Task goal | Only a number is wanted: how many lines in the records below contain "ffffff"?

Material for this task |
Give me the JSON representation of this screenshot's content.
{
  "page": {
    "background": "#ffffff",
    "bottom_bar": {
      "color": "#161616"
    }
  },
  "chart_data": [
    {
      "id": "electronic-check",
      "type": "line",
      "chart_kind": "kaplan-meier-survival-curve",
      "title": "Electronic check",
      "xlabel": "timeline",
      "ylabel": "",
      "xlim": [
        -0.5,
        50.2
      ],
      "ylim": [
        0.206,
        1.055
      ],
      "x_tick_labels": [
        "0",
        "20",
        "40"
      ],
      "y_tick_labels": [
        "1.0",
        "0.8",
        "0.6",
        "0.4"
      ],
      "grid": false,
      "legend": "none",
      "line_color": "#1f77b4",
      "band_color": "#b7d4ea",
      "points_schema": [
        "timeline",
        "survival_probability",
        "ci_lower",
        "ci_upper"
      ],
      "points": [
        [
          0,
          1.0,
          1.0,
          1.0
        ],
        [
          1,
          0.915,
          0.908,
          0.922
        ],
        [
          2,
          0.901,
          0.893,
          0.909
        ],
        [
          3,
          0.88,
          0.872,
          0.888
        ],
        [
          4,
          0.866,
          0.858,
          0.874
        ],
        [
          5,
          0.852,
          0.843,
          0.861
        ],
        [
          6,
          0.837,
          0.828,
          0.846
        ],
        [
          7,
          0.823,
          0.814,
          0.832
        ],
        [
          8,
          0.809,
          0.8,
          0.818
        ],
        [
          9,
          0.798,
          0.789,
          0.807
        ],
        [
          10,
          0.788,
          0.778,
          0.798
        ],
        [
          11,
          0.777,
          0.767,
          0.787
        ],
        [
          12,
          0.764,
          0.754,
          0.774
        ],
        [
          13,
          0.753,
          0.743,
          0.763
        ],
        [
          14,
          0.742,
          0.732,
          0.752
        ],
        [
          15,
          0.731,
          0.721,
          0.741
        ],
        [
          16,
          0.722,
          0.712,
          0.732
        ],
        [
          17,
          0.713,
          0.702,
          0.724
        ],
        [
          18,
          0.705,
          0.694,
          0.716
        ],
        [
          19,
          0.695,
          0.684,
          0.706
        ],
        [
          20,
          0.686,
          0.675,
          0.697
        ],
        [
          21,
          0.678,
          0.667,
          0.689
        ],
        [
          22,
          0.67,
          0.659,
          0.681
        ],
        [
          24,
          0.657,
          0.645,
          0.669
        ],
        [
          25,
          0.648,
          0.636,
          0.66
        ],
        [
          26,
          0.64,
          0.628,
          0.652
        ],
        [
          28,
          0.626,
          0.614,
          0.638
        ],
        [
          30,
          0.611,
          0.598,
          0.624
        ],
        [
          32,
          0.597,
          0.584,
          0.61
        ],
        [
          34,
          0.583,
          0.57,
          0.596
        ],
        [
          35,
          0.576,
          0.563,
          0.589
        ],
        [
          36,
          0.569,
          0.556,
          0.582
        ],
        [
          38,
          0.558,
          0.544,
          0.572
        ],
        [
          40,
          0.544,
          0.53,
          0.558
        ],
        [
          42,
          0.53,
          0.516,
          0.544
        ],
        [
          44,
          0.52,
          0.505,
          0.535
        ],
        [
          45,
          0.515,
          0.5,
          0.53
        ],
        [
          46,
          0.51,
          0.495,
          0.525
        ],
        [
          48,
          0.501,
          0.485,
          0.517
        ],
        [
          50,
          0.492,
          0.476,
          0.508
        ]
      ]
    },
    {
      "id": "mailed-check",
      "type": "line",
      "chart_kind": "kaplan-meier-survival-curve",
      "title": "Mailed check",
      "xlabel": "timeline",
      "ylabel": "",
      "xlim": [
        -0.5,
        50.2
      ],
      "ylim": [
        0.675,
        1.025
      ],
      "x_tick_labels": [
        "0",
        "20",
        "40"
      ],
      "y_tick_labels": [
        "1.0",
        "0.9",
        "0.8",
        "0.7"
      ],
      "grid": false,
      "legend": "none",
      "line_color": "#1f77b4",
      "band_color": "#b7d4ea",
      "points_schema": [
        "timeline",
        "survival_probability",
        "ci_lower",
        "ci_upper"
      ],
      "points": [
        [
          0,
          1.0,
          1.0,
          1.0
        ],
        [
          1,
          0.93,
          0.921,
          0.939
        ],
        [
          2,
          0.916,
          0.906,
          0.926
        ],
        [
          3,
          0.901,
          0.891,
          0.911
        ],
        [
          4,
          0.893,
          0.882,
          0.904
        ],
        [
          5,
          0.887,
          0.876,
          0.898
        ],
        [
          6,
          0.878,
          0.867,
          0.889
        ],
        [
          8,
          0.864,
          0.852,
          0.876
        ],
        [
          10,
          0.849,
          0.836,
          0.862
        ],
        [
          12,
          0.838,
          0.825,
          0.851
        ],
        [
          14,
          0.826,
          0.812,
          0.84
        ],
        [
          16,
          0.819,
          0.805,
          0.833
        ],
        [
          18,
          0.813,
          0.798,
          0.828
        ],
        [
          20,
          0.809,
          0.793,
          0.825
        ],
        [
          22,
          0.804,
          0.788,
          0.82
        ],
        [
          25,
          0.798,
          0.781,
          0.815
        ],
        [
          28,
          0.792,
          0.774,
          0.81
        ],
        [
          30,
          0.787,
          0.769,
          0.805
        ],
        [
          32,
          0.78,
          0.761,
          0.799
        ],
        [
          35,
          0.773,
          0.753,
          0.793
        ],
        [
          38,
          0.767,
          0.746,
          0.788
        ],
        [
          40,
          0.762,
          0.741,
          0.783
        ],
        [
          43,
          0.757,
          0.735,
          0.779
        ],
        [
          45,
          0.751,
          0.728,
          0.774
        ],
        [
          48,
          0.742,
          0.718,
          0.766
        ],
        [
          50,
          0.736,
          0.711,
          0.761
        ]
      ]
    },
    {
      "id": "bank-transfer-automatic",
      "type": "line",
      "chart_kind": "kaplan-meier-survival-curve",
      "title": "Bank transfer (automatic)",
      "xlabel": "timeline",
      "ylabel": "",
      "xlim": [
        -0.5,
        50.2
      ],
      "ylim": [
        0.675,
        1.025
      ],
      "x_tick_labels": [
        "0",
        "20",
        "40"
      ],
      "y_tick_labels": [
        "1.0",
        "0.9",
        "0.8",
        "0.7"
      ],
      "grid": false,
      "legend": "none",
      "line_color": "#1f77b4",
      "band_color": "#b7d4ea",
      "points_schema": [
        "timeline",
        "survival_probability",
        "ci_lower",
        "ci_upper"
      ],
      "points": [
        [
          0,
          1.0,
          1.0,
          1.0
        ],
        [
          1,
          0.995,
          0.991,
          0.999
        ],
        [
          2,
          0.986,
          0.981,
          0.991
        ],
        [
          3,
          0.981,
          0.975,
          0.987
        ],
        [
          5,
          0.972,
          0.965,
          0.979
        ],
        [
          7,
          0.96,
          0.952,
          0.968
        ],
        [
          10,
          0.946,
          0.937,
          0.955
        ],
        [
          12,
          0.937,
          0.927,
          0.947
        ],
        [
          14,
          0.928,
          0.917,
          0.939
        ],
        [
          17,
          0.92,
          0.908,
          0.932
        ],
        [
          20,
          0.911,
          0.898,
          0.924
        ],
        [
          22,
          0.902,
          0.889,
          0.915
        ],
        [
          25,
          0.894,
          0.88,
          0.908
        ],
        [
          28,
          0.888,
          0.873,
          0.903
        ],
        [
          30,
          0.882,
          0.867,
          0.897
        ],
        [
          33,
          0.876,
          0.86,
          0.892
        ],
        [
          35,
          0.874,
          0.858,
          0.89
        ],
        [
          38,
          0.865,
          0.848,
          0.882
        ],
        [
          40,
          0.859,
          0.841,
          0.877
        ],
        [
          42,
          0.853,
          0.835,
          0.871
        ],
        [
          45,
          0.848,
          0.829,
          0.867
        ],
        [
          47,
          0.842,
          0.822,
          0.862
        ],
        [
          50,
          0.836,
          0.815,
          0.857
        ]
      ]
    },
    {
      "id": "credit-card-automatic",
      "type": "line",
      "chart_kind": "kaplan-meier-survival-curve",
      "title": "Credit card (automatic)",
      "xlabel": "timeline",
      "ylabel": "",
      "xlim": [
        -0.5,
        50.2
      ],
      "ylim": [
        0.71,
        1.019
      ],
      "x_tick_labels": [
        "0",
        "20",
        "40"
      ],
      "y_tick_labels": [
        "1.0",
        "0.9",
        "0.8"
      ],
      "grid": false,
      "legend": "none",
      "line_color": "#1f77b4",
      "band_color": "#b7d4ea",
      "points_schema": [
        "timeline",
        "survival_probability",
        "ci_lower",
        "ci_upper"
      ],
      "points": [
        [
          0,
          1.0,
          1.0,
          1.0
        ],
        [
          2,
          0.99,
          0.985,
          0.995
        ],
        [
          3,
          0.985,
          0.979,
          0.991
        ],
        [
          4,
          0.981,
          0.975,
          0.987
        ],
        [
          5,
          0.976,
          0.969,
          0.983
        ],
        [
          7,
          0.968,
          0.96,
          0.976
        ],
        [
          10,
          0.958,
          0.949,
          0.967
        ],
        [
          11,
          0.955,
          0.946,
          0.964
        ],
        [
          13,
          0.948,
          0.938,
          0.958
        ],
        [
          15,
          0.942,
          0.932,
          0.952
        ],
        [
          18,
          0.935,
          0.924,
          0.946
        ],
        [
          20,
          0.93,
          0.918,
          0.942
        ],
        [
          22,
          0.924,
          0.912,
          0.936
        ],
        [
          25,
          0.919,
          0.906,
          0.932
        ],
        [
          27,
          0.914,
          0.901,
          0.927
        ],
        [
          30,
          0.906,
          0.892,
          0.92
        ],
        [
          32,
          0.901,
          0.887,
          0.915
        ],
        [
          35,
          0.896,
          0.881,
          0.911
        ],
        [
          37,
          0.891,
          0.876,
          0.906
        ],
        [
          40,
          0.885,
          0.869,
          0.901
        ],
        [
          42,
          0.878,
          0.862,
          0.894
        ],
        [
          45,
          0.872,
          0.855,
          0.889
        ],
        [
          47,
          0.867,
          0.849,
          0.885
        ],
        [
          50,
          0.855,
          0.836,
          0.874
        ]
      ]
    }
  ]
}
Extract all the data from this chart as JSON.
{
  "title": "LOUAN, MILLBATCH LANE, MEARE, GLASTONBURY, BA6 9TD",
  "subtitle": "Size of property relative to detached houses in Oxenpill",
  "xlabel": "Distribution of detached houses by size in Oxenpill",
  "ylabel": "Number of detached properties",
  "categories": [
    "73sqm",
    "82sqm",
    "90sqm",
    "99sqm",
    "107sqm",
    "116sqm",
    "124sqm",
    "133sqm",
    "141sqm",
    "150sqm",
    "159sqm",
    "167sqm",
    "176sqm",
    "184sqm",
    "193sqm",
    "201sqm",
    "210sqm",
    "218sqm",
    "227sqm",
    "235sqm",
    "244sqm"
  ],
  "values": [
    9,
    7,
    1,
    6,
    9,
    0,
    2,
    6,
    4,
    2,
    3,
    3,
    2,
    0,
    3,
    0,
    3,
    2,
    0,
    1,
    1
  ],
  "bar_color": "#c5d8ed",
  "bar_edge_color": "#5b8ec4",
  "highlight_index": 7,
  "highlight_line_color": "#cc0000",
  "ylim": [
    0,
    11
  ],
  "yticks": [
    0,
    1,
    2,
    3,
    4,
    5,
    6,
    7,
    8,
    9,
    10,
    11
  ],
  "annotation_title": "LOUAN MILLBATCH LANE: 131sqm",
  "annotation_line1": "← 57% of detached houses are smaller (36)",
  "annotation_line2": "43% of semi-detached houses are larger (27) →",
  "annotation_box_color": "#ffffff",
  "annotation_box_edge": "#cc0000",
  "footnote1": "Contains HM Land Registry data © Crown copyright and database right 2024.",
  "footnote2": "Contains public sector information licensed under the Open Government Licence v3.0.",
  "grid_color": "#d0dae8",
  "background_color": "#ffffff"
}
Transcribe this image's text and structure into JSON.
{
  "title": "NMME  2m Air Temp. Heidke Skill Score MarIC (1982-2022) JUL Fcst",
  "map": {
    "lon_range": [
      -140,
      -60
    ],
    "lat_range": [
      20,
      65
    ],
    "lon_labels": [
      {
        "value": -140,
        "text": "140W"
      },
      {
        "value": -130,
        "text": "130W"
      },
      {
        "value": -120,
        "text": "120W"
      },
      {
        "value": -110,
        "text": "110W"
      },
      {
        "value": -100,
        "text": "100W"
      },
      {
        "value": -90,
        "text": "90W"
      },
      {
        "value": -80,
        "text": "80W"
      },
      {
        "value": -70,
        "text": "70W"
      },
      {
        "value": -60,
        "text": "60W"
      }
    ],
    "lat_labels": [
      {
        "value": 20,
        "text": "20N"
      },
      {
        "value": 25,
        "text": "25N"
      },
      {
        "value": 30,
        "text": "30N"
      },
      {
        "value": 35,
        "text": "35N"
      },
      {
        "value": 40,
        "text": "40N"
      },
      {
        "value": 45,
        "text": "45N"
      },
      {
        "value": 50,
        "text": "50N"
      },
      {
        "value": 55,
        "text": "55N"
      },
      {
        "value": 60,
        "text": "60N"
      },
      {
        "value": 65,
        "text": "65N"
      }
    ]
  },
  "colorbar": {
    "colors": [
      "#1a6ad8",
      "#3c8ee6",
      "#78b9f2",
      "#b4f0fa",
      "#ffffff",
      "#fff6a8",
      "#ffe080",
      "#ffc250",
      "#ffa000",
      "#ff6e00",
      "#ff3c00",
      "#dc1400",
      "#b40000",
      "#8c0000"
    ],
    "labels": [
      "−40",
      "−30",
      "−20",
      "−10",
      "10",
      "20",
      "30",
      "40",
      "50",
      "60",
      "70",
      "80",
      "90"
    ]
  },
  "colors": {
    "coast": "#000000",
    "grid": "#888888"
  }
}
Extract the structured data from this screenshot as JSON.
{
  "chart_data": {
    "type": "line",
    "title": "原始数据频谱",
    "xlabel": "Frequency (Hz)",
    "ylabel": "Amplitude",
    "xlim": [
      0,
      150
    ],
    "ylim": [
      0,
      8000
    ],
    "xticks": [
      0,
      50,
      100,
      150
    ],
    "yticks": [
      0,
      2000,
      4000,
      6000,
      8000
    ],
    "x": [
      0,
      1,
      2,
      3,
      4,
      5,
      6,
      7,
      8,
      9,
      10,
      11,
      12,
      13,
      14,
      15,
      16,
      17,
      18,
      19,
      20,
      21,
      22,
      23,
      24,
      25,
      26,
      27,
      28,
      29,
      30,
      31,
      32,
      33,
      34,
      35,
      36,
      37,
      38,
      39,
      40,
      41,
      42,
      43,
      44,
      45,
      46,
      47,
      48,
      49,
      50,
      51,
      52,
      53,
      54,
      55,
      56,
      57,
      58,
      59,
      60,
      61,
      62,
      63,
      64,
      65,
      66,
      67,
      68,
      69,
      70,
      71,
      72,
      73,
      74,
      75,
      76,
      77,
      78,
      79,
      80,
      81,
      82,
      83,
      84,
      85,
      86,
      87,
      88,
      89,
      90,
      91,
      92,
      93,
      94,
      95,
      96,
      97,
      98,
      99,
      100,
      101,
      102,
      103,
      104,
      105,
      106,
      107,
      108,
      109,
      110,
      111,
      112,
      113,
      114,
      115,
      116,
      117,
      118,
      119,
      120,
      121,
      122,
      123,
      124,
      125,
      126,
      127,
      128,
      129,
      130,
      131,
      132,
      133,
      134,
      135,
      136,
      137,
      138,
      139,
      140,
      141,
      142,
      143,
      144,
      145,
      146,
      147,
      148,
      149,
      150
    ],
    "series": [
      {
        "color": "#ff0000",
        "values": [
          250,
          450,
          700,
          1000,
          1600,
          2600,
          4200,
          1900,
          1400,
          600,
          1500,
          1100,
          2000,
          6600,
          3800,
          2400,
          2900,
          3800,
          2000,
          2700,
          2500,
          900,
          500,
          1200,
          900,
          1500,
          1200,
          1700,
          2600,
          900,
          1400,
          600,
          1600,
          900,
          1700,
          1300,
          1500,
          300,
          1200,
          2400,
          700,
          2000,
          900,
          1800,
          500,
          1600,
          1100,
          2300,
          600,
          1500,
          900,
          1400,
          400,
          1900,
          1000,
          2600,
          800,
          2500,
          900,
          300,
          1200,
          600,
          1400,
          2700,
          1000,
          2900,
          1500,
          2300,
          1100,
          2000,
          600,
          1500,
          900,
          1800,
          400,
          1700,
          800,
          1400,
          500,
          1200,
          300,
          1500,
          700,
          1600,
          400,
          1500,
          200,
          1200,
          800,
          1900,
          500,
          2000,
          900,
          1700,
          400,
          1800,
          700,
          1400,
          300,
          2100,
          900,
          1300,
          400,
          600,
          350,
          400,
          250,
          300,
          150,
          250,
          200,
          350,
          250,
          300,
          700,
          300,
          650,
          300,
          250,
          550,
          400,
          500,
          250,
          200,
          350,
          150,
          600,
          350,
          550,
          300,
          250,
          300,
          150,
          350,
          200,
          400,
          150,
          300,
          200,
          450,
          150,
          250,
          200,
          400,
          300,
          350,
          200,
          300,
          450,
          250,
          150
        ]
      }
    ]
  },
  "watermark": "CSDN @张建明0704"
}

Result below | 4